PROBLEM DESCRIPTION
Can you transcribe every entry word for word, skipping the images?

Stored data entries

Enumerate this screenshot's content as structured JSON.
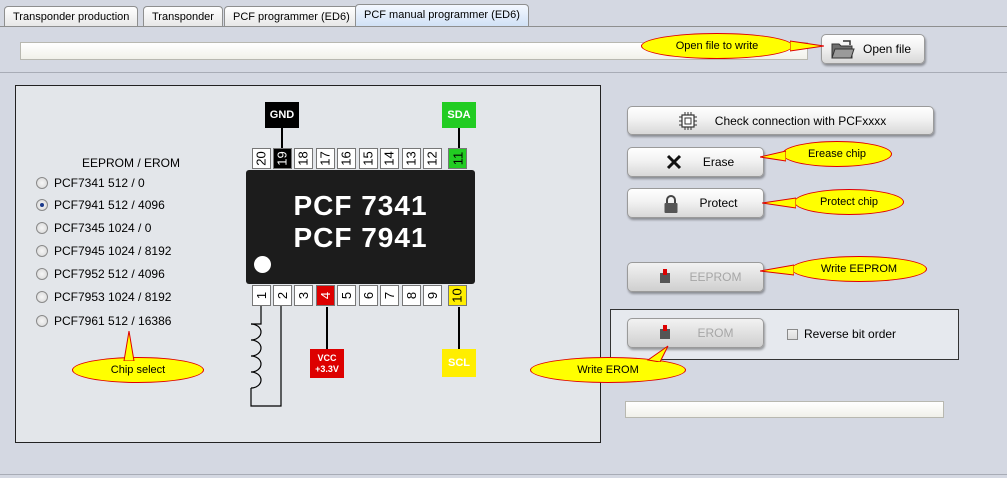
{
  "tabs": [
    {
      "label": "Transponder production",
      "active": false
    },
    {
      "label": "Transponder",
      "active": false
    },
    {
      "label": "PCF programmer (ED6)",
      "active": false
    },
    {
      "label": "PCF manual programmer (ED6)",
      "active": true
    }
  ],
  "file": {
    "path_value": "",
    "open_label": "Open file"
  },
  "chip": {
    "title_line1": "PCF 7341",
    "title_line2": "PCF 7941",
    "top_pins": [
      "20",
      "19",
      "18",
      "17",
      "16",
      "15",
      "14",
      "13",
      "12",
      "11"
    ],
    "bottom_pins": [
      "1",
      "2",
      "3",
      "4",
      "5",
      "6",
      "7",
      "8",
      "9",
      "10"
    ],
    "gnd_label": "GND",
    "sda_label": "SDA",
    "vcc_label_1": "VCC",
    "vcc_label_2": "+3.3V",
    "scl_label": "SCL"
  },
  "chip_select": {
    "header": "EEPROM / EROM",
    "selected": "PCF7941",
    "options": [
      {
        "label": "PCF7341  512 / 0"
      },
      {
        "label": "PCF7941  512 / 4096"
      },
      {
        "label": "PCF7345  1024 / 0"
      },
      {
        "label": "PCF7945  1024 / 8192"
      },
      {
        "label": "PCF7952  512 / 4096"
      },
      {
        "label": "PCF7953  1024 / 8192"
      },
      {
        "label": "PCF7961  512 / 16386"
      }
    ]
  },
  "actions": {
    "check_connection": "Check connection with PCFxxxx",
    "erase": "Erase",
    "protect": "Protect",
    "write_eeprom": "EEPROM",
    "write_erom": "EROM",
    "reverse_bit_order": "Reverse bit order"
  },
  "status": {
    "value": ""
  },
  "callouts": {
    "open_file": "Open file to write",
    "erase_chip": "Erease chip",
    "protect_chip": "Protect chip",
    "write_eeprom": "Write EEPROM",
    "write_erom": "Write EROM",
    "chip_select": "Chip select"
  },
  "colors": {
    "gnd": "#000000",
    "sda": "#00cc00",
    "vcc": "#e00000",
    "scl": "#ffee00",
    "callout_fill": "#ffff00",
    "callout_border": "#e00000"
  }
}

ANSWER
Enumerate this screenshot's content as structured JSON.
{
  "tabs": [
    {
      "label": "Transponder production",
      "active": false
    },
    {
      "label": "Transponder",
      "active": false
    },
    {
      "label": "PCF programmer (ED6)",
      "active": false
    },
    {
      "label": "PCF manual programmer (ED6)",
      "active": true
    }
  ],
  "file": {
    "path_value": "",
    "open_label": "Open file"
  },
  "chip": {
    "title_line1": "PCF 7341",
    "title_line2": "PCF 7941",
    "top_pins": [
      "20",
      "19",
      "18",
      "17",
      "16",
      "15",
      "14",
      "13",
      "12",
      "11"
    ],
    "bottom_pins": [
      "1",
      "2",
      "3",
      "4",
      "5",
      "6",
      "7",
      "8",
      "9",
      "10"
    ],
    "gnd_label": "GND",
    "sda_label": "SDA",
    "vcc_label_1": "VCC",
    "vcc_label_2": "+3.3V",
    "scl_label": "SCL"
  },
  "chip_select": {
    "header": "EEPROM / EROM",
    "selected": "PCF7941",
    "options": [
      {
        "label": "PCF7341  512 / 0"
      },
      {
        "label": "PCF7941  512 / 4096"
      },
      {
        "label": "PCF7345  1024 / 0"
      },
      {
        "label": "PCF7945  1024 / 8192"
      },
      {
        "label": "PCF7952  512 / 4096"
      },
      {
        "label": "PCF7953  1024 / 8192"
      },
      {
        "label": "PCF7961  512 / 16386"
      }
    ]
  },
  "actions": {
    "check_connection": "Check connection with PCFxxxx",
    "erase": "Erase",
    "protect": "Protect",
    "write_eeprom": "EEPROM",
    "write_erom": "EROM",
    "reverse_bit_order": "Reverse bit order"
  },
  "status": {
    "value": ""
  },
  "callouts": {
    "open_file": "Open file to write",
    "erase_chip": "Erease chip",
    "protect_chip": "Protect chip",
    "write_eeprom": "Write EEPROM",
    "write_erom": "Write EROM",
    "chip_select": "Chip select"
  },
  "colors": {
    "gnd": "#000000",
    "sda": "#00cc00",
    "vcc": "#e00000",
    "scl": "#ffee00",
    "callout_fill": "#ffff00",
    "callout_border": "#e00000"
  }
}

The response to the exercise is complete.